Task directions:
Return all lines with the word "соглашений" in them.
───── Material for this task ─────
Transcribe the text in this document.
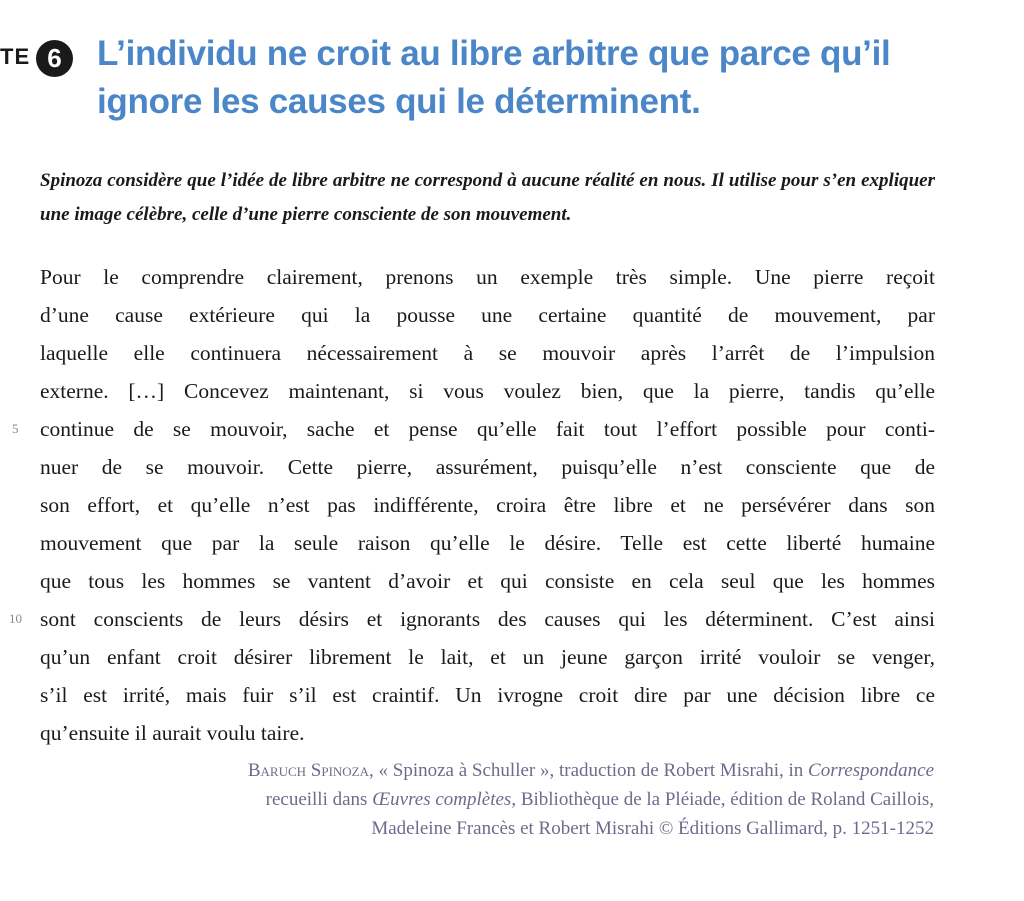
TE 6	L’individu ne croit au libre arbitre que parce qu’il
ignore les causes qui le déterminent.

Spinoza considère que l’idée de libre arbitre ne correspond à aucune réalité en nous. Il utilise pour s’en expliquer une image célèbre, celle d’une pierre consciente de son mouvement.

5
10
Pour le comprendre clairement, prenons un exemple très simple. Une pierre reçoit
d’une cause extérieure qui la pousse une certaine quantité de mouvement, par
laquelle elle continuera nécessairement à se mouvoir après l’arrêt de l’impulsion
externe. […] Concevez maintenant, si vous voulez bien, que la pierre, tandis qu’elle
continue de se mouvoir, sache et pense qu’elle fait tout l’effort possible pour conti-
nuer de se mouvoir. Cette pierre, assurément, puisqu’elle n’est consciente que de
son effort, et qu’elle n’est pas indifférente, croira être libre et ne persévérer dans son
mouvement que par la seule raison qu’elle le désire. Telle est cette liberté humaine
que tous les hommes se vantent d’avoir et qui consiste en cela seul que les hommes
sont conscients de leurs désirs et ignorants des causes qui les déterminent. C’est ainsi
qu’un enfant croit désirer librement le lait, et un jeune garçon irrité vouloir se venger,
s’il est irrité, mais fuir s’il est craintif. Un ivrogne croit dire par une décision libre ce
qu’ensuite il aurait voulu taire.
Baruch Spinoza, « Spinoza à Schuller », traduction de Robert Misrahi, in Correspondance
recueilli dans Œuvres complètes, Bibliothèque de la Pléiade, édition de Roland Caillois,
Madeleine Francès et Robert Misrahi © Éditions Gallimard, p. 1251-1252
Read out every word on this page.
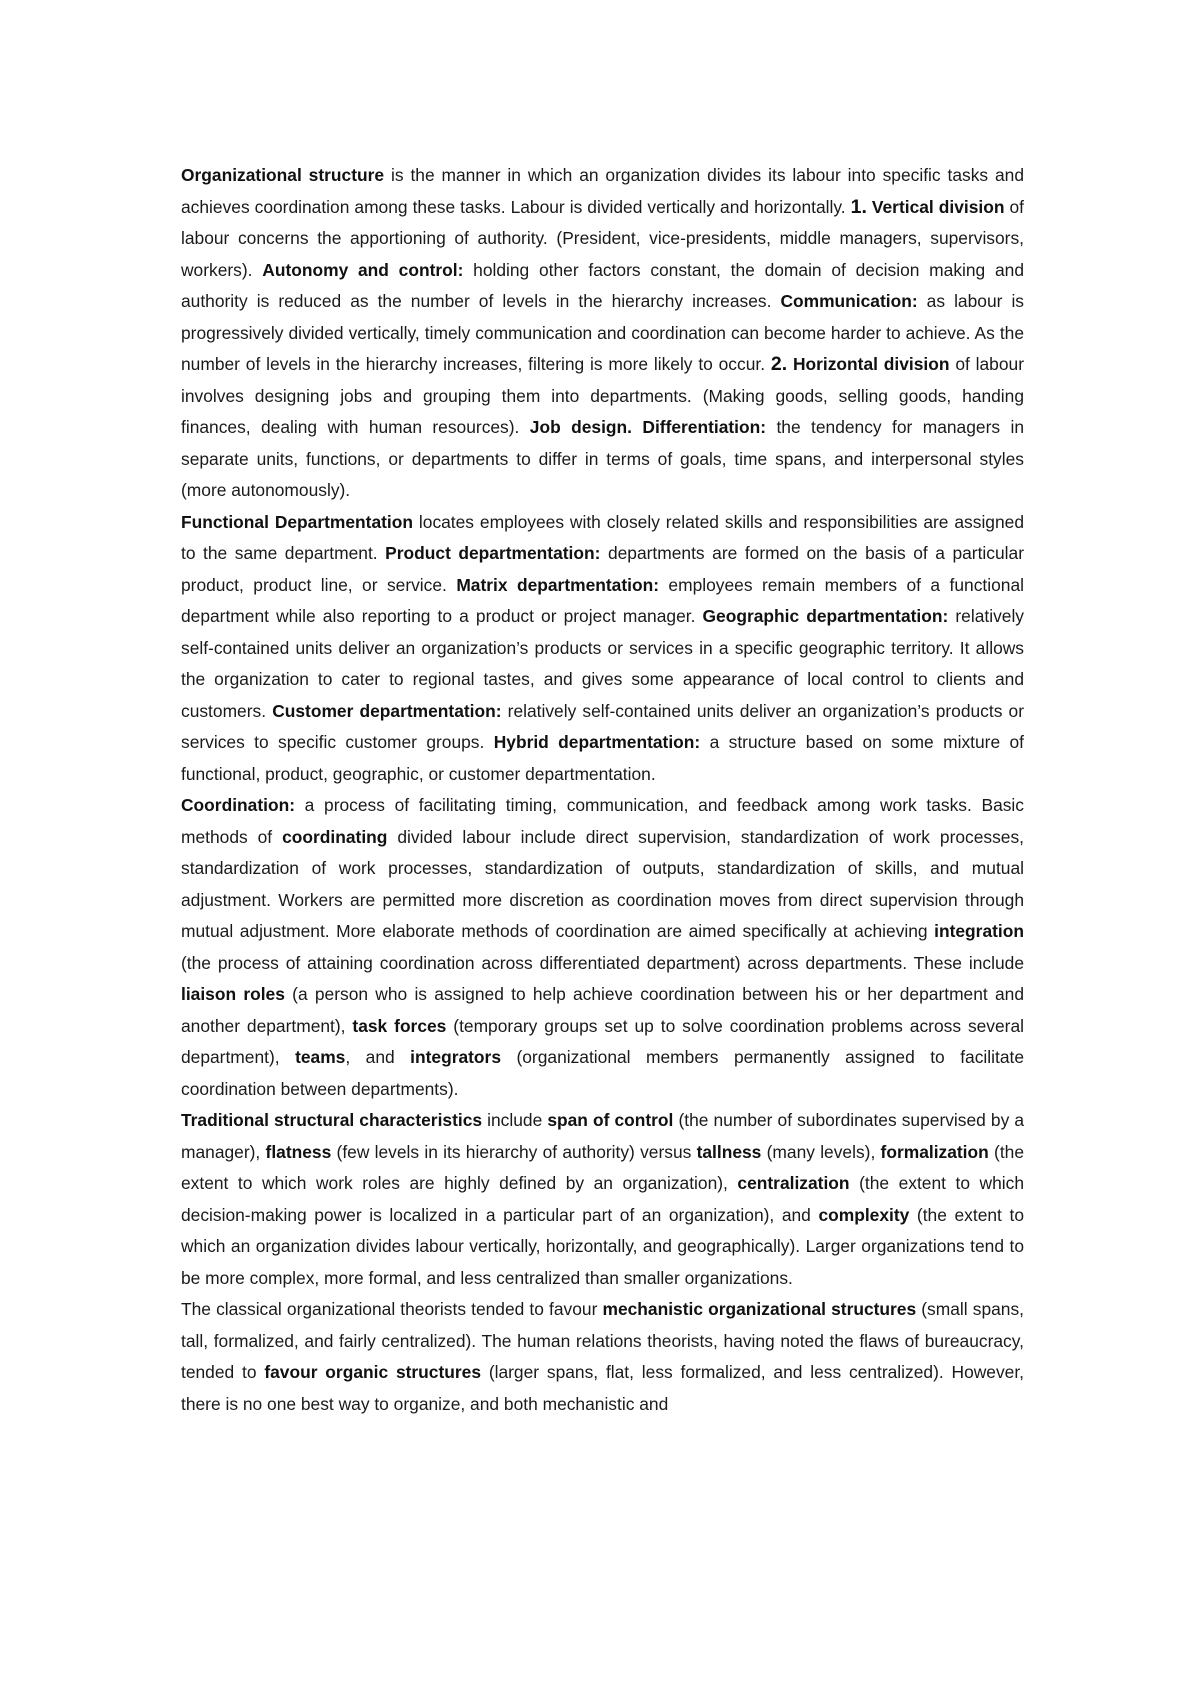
Organizational structure is the manner in which an organization divides its labour into specific tasks and achieves coordination among these tasks. Labour is divided vertically and horizontally. 1. Vertical division of labour concerns the apportioning of authority. (President, vice-presidents, middle managers, supervisors, workers). Autonomy and control: holding other factors constant, the domain of decision making and authority is reduced as the number of levels in the hierarchy increases. Communication: as labour is progressively divided vertically, timely communication and coordination can become harder to achieve. As the number of levels in the hierarchy increases, filtering is more likely to occur. 2. Horizontal division of labour involves designing jobs and grouping them into departments. (Making goods, selling goods, handing finances, dealing with human resources). Job design. Differentiation: the tendency for managers in separate units, functions, or departments to differ in terms of goals, time spans, and interpersonal styles (more autonomously).

Functional Departmentation locates employees with closely related skills and responsibilities are assigned to the same department. Product departmentation: departments are formed on the basis of a particular product, product line, or service. Matrix departmentation: employees remain members of a functional department while also reporting to a product or project manager. Geographic departmentation: relatively self-contained units deliver an organization’s products or services in a specific geographic territory. It allows the organization to cater to regional tastes, and gives some appearance of local control to clients and customers. Customer departmentation: relatively self-contained units deliver an organization’s products or services to specific customer groups. Hybrid departmentation: a structure based on some mixture of functional, product, geographic, or customer departmentation.

Coordination: a process of facilitating timing, communication, and feedback among work tasks. Basic methods of coordinating divided labour include direct supervision, standardization of work processes, standardization of work processes, standardization of outputs, standardization of skills, and mutual adjustment. Workers are permitted more discretion as coordination moves from direct supervision through mutual adjustment. More elaborate methods of coordination are aimed specifically at achieving integration (the process of attaining coordination across differentiated department) across departments. These include liaison roles (a person who is assigned to help achieve coordination between his or her department and another department), task forces (temporary groups set up to solve coordination problems across several department), teams, and integrators (organizational members permanently assigned to facilitate coordination between departments).

Traditional structural characteristics include span of control (the number of subordinates supervised by a manager), flatness (few levels in its hierarchy of authority) versus tallness (many levels), formalization (the extent to which work roles are highly defined by an organization), centralization (the extent to which decision-making power is localized in a particular part of an organization), and complexity (the extent to which an organization divides labour vertically, horizontally, and geographically). Larger organizations tend to be more complex, more formal, and less centralized than smaller organizations.

The classical organizational theorists tended to favour mechanistic organizational structures (small spans, tall, formalized, and fairly centralized). The human relations theorists, having noted the flaws of bureaucracy, tended to favour organic structures (larger spans, flat, less formalized, and less centralized). However, there is no one best way to organize, and both mechanistic and
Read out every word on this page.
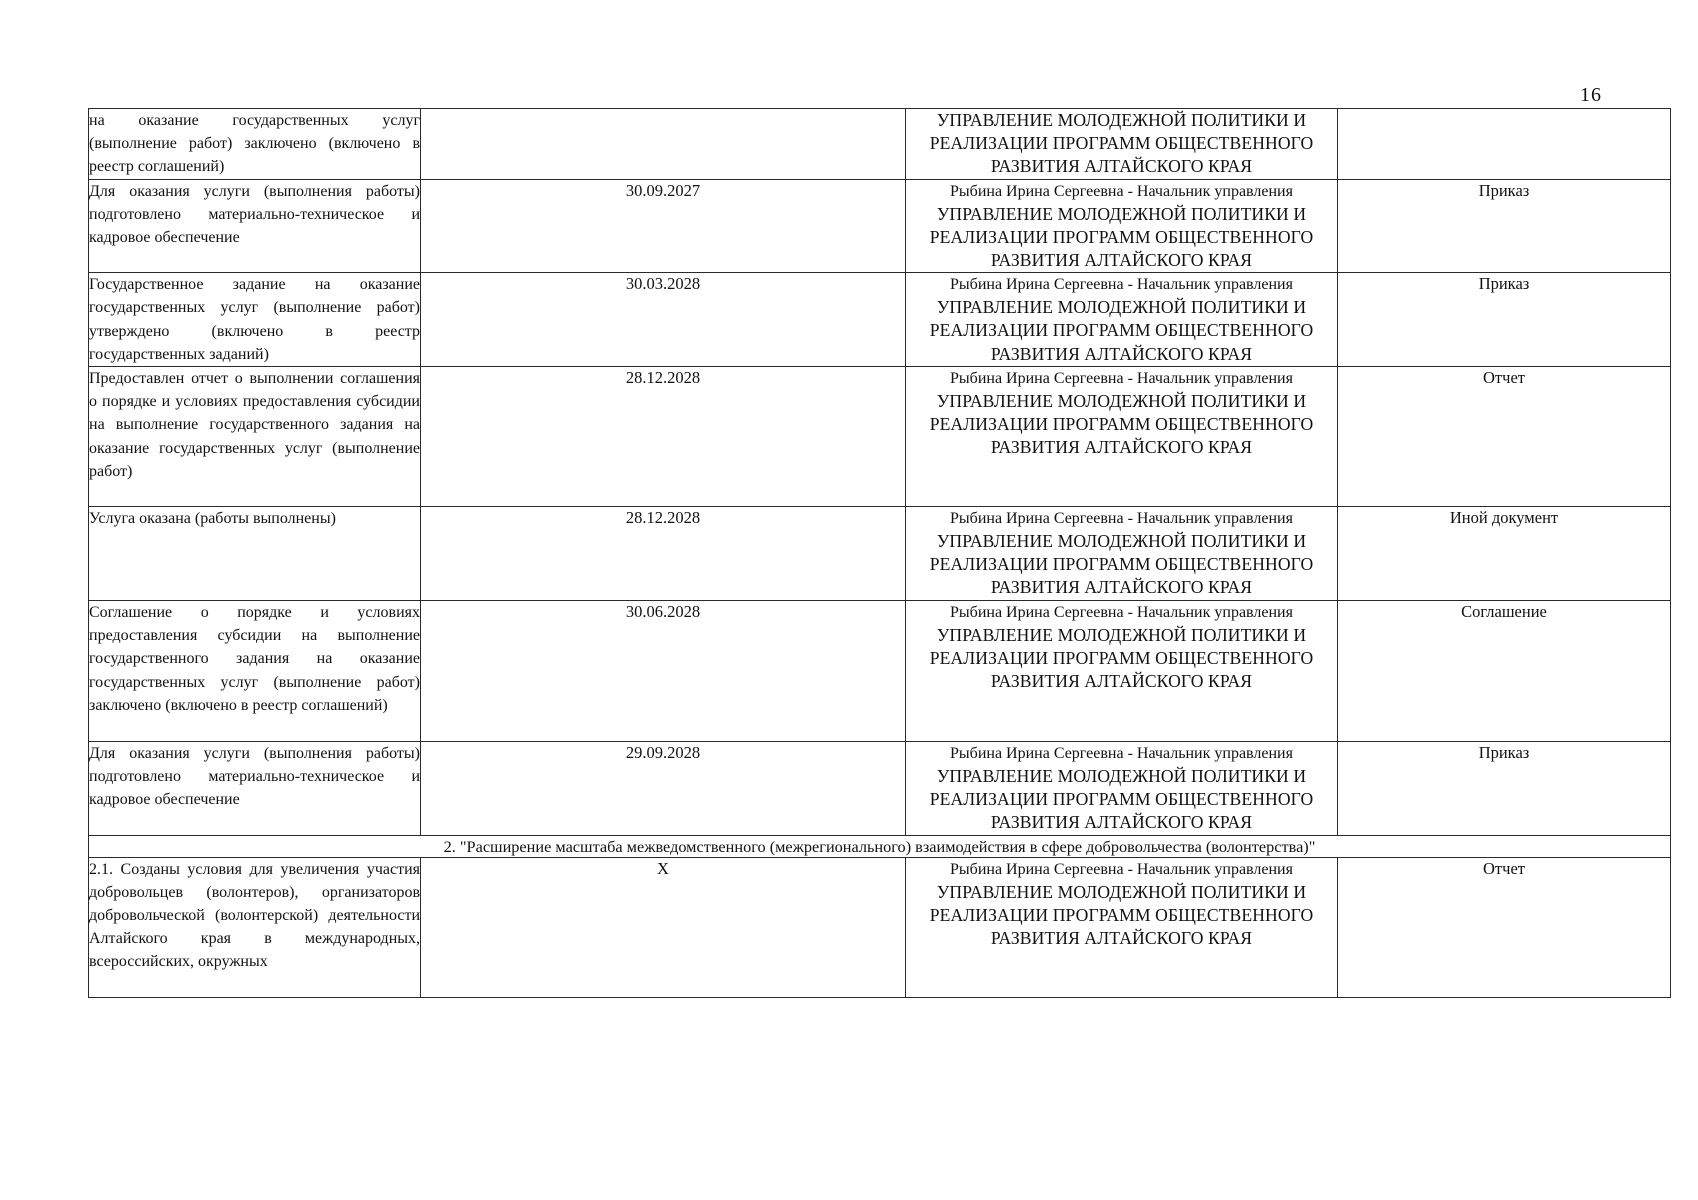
16
на оказание государственных услуг (выполнение работ) заключено (включено в реестр соглашений)		УПРАВЛЕНИЕ МОЛОДЕЖНОЙ ПОЛИТИКИ И РЕАЛИЗАЦИИ ПРОГРАММ ОБЩЕСТВЕННОГО РАЗВИТИЯ АЛТАЙСКОГО КРАЯ	

Для оказания услуги (выполнения работы) подготовлено материально-техническое и кадровое обеспечение	30.09.2027	Рыбина Ирина Сергеевна - Начальник управления
УПРАВЛЕНИЕ МОЛОДЕЖНОЙ ПОЛИТИКИ И РЕАЛИЗАЦИИ ПРОГРАММ ОБЩЕСТВЕННОГО РАЗВИТИЯ АЛТАЙСКОГО КРАЯ	Приказ
Государственное задание на оказание государственных услуг (выполнение работ) утверждено (включено в реестр государственных заданий)	30.03.2028	Рыбина Ирина Сергеевна - Начальник управления
УПРАВЛЕНИЕ МОЛОДЕЖНОЙ ПОЛИТИКИ И РЕАЛИЗАЦИИ ПРОГРАММ ОБЩЕСТВЕННОГО РАЗВИТИЯ АЛТАЙСКОГО КРАЯ	Приказ
Предоставлен отчет о выполнении соглашения о порядке и условиях предоставления субсидии на выполнение государственного задания на оказание государственных услуг (выполнение работ)	28.12.2028	Рыбина Ирина Сергеевна - Начальник управления
УПРАВЛЕНИЕ МОЛОДЕЖНОЙ ПОЛИТИКИ И РЕАЛИЗАЦИИ ПРОГРАММ ОБЩЕСТВЕННОГО РАЗВИТИЯ АЛТАЙСКОГО КРАЯ	Отчет
Услуга оказана (работы выполнены)	28.12.2028	Рыбина Ирина Сергеевна - Начальник управления
УПРАВЛЕНИЕ МОЛОДЕЖНОЙ ПОЛИТИКИ И РЕАЛИЗАЦИИ ПРОГРАММ ОБЩЕСТВЕННОГО РАЗВИТИЯ АЛТАЙСКОГО КРАЯ	Иной документ
Соглашение о порядке и условиях предоставления субсидии на выполнение государственного задания на оказание государственных услуг (выполнение работ) заключено (включено в реестр соглашений)	30.06.2028	Рыбина Ирина Сергеевна - Начальник управления
УПРАВЛЕНИЕ МОЛОДЕЖНОЙ ПОЛИТИКИ И РЕАЛИЗАЦИИ ПРОГРАММ ОБЩЕСТВЕННОГО РАЗВИТИЯ АЛТАЙСКОГО КРАЯ	Соглашение
Для оказания услуги (выполнения работы) подготовлено материально-техническое и кадровое обеспечение	29.09.2028	Рыбина Ирина Сергеевна - Начальник управления
УПРАВЛЕНИЕ МОЛОДЕЖНОЙ ПОЛИТИКИ И РЕАЛИЗАЦИИ ПРОГРАММ ОБЩЕСТВЕННОГО РАЗВИТИЯ АЛТАЙСКОГО КРАЯ	Приказ
2. "Расширение масштаба межведомственного (межрегионального) взаимодействия в сфере добровольчества (волонтерства)"			
2.1. Созданы условия для увеличения участия добровольцев (волонтеров), организаторов добровольческой (волонтерской) деятельности Алтайского края в международных, всероссийских, окружных	Х	Рыбина Ирина Сергеевна - Начальник управления
УПРАВЛЕНИЕ МОЛОДЕЖНОЙ ПОЛИТИКИ И РЕАЛИЗАЦИИ ПРОГРАММ ОБЩЕСТВЕННОГО РАЗВИТИЯ АЛТАЙСКОГО КРАЯ	Отчет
─────
Solved exercise:
на оказание государственных услуг (выполнение работ) заключено (включено в реестр соглашений)		УПРАВЛЕНИЕ МОЛОДЕЖНОЙ ПОЛИТИКИ И РЕАЛИЗАЦИИ ПРОГРАММ ОБЩЕСТВЕННОГО РАЗВИТИЯ АЛТАЙСКОГО КРАЯ	
Соглашение о порядке и условиях предоставления субсидии на выполнение государственного задания на оказание государственных услуг (выполнение работ) заключено (включено в реестр соглашений)	30.06.2028	Рыбина Ирина Сергеевна - Начальник управления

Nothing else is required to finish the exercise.